[Begin EXERCISE INPUT]

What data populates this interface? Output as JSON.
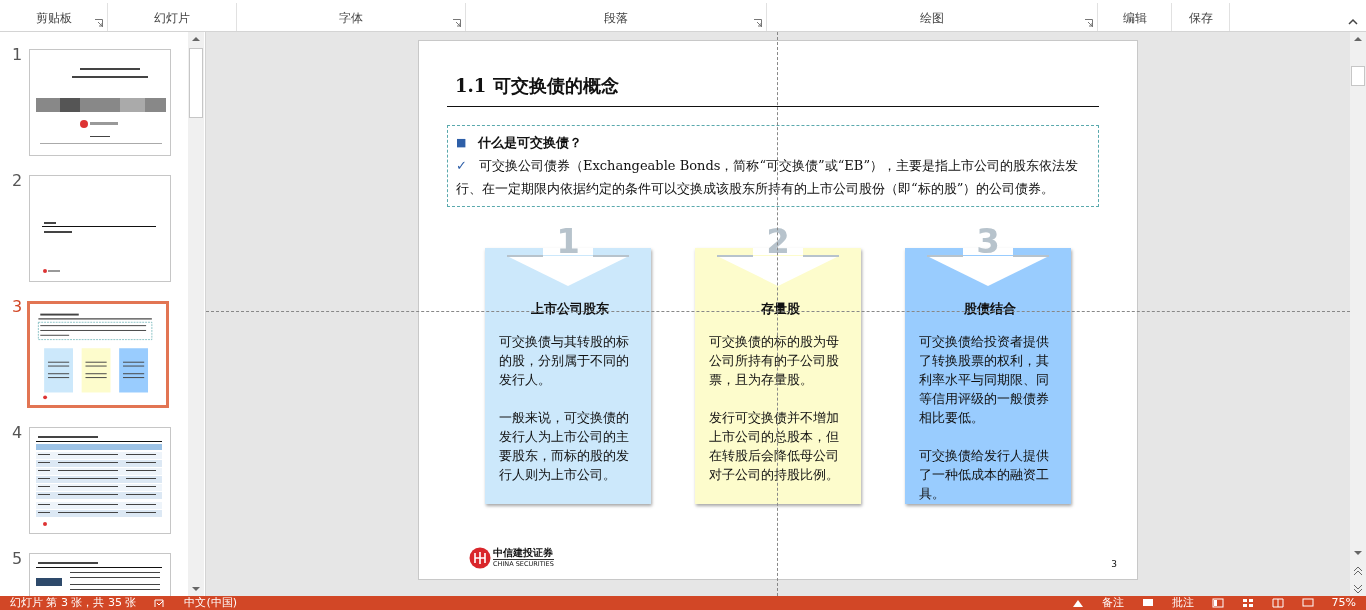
{
  "ribbon": {
    "groups": [
      {
        "label": "剪贴板",
        "launcher": true
      },
      {
        "label": "幻灯片",
        "launcher": false
      },
      {
        "label": "字体",
        "launcher": true
      },
      {
        "label": "段落",
        "launcher": true
      },
      {
        "label": "绘图",
        "launcher": true
      },
      {
        "label": "编辑",
        "launcher": false
      },
      {
        "label": "保存",
        "launcher": false
      }
    ]
  },
  "thumbnails": [
    {
      "number": "1",
      "selected": false
    },
    {
      "number": "2",
      "selected": false
    },
    {
      "number": "3",
      "selected": true
    },
    {
      "number": "4",
      "selected": false
    },
    {
      "number": "5",
      "selected": false
    }
  ],
  "slide": {
    "title": "1.1 可交换债的概念",
    "section": {
      "bullet": "■",
      "heading": "什么是可交换债？",
      "check": "✓",
      "body": "可交换公司债券（Exchangeable Bonds，简称“可交换债”或“EB”），主要是指上市公司的股东依法发行、在一定期限内依据约定的条件可以交换成该股东所持有的上市公司股份（即“标的股”）的公司债券。"
    },
    "cards": [
      {
        "number": "1",
        "title": "上市公司股东",
        "color": "#cce8fb",
        "paragraphs": [
          "可交换债与其转股的标的股，分别属于不同的发行人。",
          "一般来说，可交换债的发行人为上市公司的主要股东，而标的股的发行人则为上市公司。"
        ]
      },
      {
        "number": "2",
        "title": "存量股",
        "color": "#fdfccc",
        "paragraphs": [
          "可交换债的标的股为母公司所持有的子公司股票，且为存量股。",
          "发行可交换债并不增加上市公司的总股本，但在转股后会降低母公司对子公司的持股比例。"
        ]
      },
      {
        "number": "3",
        "title": "股债结合",
        "color": "#99ccfe",
        "paragraphs": [
          "可交换债给投资者提供了转换股票的权利，其利率水平与同期限、同等信用评级的一般债券相比要低。",
          "可交换债给发行人提供了一种低成本的融资工具。"
        ]
      }
    ],
    "logo": {
      "name": "中信建投证券",
      "name_en": "CHINA SECURITIES"
    },
    "page_number": "3"
  },
  "status_bar": {
    "slide_info": "幻灯片 第 3 张，共 35 张",
    "language": "中文(中国)",
    "notes": "备注",
    "comments": "批注",
    "zoom": "75%"
  }
}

[End EXERCISE INPUT]

*PROBLEM*
State how many lines of the material contain the string "color", with no other words.

*THE RESPONSE*
3